*** PROVIDED INFORMATION

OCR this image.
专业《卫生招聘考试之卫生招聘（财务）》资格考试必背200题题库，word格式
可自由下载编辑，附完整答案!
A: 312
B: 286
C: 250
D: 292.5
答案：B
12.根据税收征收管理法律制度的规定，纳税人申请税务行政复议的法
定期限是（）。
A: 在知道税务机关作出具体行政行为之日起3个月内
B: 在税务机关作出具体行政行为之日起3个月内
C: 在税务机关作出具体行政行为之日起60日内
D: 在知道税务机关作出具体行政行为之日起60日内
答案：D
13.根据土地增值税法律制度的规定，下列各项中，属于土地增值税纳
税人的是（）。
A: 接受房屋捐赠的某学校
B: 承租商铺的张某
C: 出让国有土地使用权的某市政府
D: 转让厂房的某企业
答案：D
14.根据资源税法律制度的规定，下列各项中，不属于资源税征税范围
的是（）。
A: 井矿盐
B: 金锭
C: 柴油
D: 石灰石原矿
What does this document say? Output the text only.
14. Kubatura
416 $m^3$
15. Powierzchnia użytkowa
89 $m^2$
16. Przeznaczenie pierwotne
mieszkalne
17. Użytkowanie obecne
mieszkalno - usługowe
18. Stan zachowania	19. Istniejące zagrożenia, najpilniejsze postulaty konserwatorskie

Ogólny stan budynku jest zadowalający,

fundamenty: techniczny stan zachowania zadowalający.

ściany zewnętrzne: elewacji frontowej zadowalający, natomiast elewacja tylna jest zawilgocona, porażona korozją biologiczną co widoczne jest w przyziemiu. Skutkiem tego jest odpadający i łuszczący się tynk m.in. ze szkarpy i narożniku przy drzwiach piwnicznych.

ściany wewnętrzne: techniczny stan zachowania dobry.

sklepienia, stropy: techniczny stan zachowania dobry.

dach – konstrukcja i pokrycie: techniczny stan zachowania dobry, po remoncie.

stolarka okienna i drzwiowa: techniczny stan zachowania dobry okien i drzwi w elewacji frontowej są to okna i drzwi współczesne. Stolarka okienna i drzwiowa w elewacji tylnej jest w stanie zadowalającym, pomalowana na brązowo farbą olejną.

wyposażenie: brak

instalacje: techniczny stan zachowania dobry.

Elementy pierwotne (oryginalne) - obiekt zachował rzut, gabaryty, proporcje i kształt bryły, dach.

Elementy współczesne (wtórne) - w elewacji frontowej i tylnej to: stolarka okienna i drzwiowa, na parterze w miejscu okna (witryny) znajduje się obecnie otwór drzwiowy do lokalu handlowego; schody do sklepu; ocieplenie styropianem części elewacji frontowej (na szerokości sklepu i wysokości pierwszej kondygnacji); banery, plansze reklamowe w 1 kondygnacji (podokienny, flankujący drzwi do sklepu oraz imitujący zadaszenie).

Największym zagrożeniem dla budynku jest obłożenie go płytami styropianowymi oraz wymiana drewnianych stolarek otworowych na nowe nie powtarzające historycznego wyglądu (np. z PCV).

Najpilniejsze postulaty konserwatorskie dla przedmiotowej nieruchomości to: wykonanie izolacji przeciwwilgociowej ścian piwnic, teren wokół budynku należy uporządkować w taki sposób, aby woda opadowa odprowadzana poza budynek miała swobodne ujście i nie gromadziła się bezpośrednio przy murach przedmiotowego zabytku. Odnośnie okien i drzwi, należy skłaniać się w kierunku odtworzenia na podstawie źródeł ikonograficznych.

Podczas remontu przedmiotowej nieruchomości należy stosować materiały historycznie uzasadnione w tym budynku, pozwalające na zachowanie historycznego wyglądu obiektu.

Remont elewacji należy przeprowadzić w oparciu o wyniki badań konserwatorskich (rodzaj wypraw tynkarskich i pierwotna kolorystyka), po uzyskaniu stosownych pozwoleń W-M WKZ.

******

▶ _THE REQUEST_
Without leaving anything out, quote all the data.

▶ _THE COMPLETED TASK_
OCR this image.
专业《卫生招聘考试之卫生招聘（财务）》资格考试必背200题题库，word格式
可自由下载编辑，附完整答案!
A: 312
B: 286
C: 250
D: 292.5
答案：B
12.根据税收征收管理法律制度的规定，纳税人申请税务行政复议的法
定期限是（）。
A: 在知道税务机关作出具体行政行为之日起3个月内
B: 在税务机关作出具体行政行为之日起3个月内
C: 在税务机关作出具体行政行为之日起60日内
D: 在知道税务机关作出具体行政行为之日起60日内
答案：D
13.根据土地增值税法律制度的规定，下列各项中，属于土地增值税纳
税人的是（）。
A: 接受房屋捐赠的某学校
B: 承租商铺的张某
C: 出让国有土地使用权的某市政府
D: 转让厂房的某企业
答案：D
14.根据资源税法律制度的规定，下列各项中，不属于资源税征税范围
的是（）。
A: 井矿盐
B: 金锭
C: 柴油
D: 石灰石原矿
What does this document say? Output the text only.
14. Kubatura
416 $m^3$
15. Powierzchnia użytkowa
89 $m^2$
16. Przeznaczenie pierwotne
mieszkalne
17. Użytkowanie obecne
mieszkalno - usługowe
18. Stan zachowania	19. Istniejące zagrożenia, najpilniejsze postulaty konserwatorskie

Ogólny stan budynku jest zadowalający,

fundamenty: techniczny stan zachowania zadowalający.

ściany zewnętrzne: elewacji frontowej zadowalający, natomiast elewacja tylna jest zawilgocona, porażona korozją biologiczną co widoczne jest w przyziemiu. Skutkiem tego jest odpadający i łuszczący się tynk m.in. ze szkarpy i narożniku przy drzwiach piwnicznych.

ściany wewnętrzne: techniczny stan zachowania dobry.

sklepienia, stropy: techniczny stan zachowania dobry.

dach – konstrukcja i pokrycie: techniczny stan zachowania dobry, po remoncie.

stolarka okienna i drzwiowa: techniczny stan zachowania dobry okien i drzwi w elewacji frontowej są to okna i drzwi współczesne. Stolarka okienna i drzwiowa w elewacji tylnej jest w stanie zadowalającym, pomalowana na brązowo farbą olejną.

wyposażenie: brak

instalacje: techniczny stan zachowania dobry.

Elementy pierwotne (oryginalne) - obiekt zachował rzut, gabaryty, proporcje i kształt bryły, dach.

Elementy współczesne (wtórne) - w elewacji frontowej i tylnej to: stolarka okienna i drzwiowa, na parterze w miejscu okna (witryny) znajduje się obecnie otwór drzwiowy do lokalu handlowego; schody do sklepu; ocieplenie styropianem części elewacji frontowej (na szerokości sklepu i wysokości pierwszej kondygnacji); banery, plansze reklamowe w 1 kondygnacji (podokienny, flankujący drzwi do sklepu oraz imitujący zadaszenie).

Największym zagrożeniem dla budynku jest obłożenie go płytami styropianowymi oraz wymiana drewnianych stolarek otworowych na nowe nie powtarzające historycznego wyglądu (np. z PCV).

Najpilniejsze postulaty konserwatorskie dla przedmiotowej nieruchomości to: wykonanie izolacji przeciwwilgociowej ścian piwnic, teren wokół budynku należy uporządkować w taki sposób, aby woda opadowa odprowadzana poza budynek miała swobodne ujście i nie gromadziła się bezpośrednio przy murach przedmiotowego zabytku. Odnośnie okien i drzwi, należy skłaniać się w kierunku odtworzenia na podstawie źródeł ikonograficznych.

Podczas remontu przedmiotowej nieruchomości należy stosować materiały historycznie uzasadnione w tym budynku, pozwalające na zachowanie historycznego wyglądu obiektu.

Remont elewacji należy przeprowadzić w oparciu o wyniki badań konserwatorskich (rodzaj wypraw tynkarskich i pierwotna kolorystyka), po uzyskaniu stosownych pozwoleń W-M WKZ.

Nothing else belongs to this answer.